DIRECTIVE: The records below must be copied in full; omit the images.

[Figure contents as structured data]
_ _ _ _ _ _ _

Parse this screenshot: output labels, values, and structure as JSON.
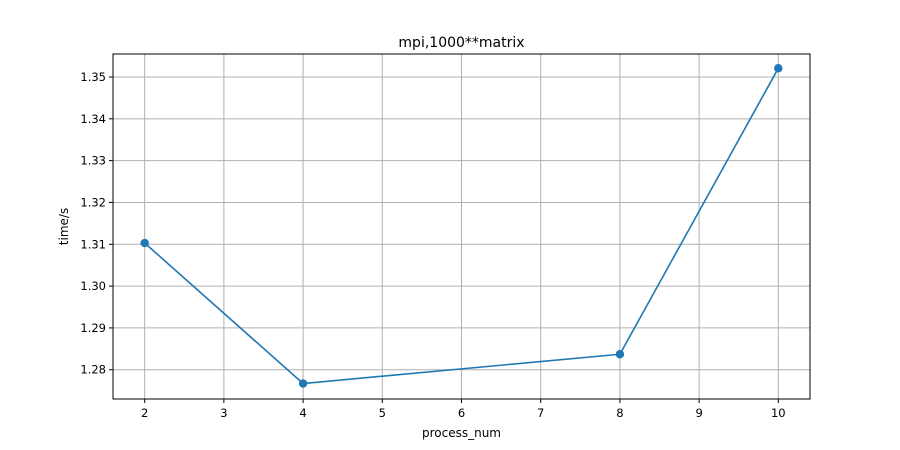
{
  "chart_data": {
    "type": "line",
    "title": "mpi,1000**matrix",
    "xlabel": "process_num",
    "ylabel": "time/s",
    "x": [
      2,
      4,
      8,
      10
    ],
    "series": [
      {
        "values": [
          1.3103,
          1.2767,
          1.2837,
          1.3521
        ],
        "marker": "circle"
      }
    ],
    "xticks": [
      2,
      3,
      4,
      5,
      6,
      7,
      8,
      9,
      10
    ],
    "xtick_labels": [
      "2",
      "3",
      "4",
      "5",
      "6",
      "7",
      "8",
      "9",
      "10"
    ],
    "yticks": [
      1.28,
      1.29,
      1.3,
      1.31,
      1.32,
      1.33,
      1.34,
      1.35
    ],
    "ytick_labels": [
      "1.28",
      "1.29",
      "1.30",
      "1.31",
      "1.32",
      "1.33",
      "1.34",
      "1.35"
    ],
    "xlim": [
      1.6,
      10.4
    ],
    "ylim": [
      1.273,
      1.3555
    ],
    "grid": true,
    "colors": {
      "line": "#1f77b4",
      "grid": "#b0b0b0",
      "axes": "#000000"
    }
  }
}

_ _ _ _ _ _ _

CORRECT ANSWER:
Parse this screenshot: output labels, values, and structure as JSON.
{
  "chart_data": {
    "type": "line",
    "title": "mpi,1000**matrix",
    "xlabel": "process_num",
    "ylabel": "time/s",
    "x": [
      2,
      4,
      8,
      10
    ],
    "series": [
      {
        "values": [
          1.3103,
          1.2767,
          1.2837,
          1.3521
        ],
        "marker": "circle"
      }
    ],
    "xticks": [
      2,
      3,
      4,
      5,
      6,
      7,
      8,
      9,
      10
    ],
    "xtick_labels": [
      "2",
      "3",
      "4",
      "5",
      "6",
      "7",
      "8",
      "9",
      "10"
    ],
    "yticks": [
      1.28,
      1.29,
      1.3,
      1.31,
      1.32,
      1.33,
      1.34,
      1.35
    ],
    "ytick_labels": [
      "1.28",
      "1.29",
      "1.30",
      "1.31",
      "1.32",
      "1.33",
      "1.34",
      "1.35"
    ],
    "xlim": [
      1.6,
      10.4
    ],
    "ylim": [
      1.273,
      1.3555
    ],
    "grid": true,
    "colors": {
      "line": "#1f77b4",
      "grid": "#b0b0b0",
      "axes": "#000000"
    }
  }
}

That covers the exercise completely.